**Work required**
Identify the lines that contain the word "JSON" and copy each one.
--- begin The records ---
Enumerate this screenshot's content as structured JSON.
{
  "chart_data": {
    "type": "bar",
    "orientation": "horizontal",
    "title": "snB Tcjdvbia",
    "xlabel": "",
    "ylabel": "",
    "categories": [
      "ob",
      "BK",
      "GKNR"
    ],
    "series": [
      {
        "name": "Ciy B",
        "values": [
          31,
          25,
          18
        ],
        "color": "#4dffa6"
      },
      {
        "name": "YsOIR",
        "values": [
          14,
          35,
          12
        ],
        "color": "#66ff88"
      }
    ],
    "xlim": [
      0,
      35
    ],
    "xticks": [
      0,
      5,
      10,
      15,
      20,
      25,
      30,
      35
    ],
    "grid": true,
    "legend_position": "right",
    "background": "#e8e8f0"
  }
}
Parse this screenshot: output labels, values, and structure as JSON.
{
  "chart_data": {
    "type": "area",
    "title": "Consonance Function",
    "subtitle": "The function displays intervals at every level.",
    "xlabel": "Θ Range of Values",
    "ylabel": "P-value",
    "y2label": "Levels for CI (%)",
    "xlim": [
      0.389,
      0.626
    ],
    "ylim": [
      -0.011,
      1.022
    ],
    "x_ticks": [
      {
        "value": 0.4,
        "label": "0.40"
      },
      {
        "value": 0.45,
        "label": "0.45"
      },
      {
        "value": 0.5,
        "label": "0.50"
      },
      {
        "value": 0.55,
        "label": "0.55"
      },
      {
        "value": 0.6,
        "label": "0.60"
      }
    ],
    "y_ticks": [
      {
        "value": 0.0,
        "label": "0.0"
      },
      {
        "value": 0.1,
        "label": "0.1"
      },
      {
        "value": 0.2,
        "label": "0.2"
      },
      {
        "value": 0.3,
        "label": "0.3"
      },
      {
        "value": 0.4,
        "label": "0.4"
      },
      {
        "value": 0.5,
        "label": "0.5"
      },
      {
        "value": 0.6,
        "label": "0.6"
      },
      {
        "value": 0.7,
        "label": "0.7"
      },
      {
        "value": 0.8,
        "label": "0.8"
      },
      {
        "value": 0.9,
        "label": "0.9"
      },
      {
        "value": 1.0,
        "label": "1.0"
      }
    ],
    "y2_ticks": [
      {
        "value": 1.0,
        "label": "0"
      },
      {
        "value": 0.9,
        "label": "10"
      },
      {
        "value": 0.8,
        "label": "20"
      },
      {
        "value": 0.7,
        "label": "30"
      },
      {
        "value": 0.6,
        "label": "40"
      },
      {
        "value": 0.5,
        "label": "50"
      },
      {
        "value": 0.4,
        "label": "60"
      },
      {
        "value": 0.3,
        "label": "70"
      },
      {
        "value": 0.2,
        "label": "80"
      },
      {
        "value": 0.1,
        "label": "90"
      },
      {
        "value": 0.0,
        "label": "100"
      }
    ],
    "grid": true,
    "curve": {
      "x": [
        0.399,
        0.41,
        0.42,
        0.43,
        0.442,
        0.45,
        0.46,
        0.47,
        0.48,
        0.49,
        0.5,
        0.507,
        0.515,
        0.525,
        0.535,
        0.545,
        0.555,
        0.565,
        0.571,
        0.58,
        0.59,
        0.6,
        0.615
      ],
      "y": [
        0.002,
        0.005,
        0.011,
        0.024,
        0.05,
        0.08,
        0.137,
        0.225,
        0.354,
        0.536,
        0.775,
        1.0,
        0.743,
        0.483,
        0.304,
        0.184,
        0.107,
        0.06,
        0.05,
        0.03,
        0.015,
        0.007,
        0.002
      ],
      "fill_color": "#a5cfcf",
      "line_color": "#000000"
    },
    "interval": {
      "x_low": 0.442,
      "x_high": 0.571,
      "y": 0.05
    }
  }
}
--- end The records ---
**Result of this exercise**
Enumerate this screenshot's content as structured JSON.
Parse this screenshot: output labels, values, and structure as JSON.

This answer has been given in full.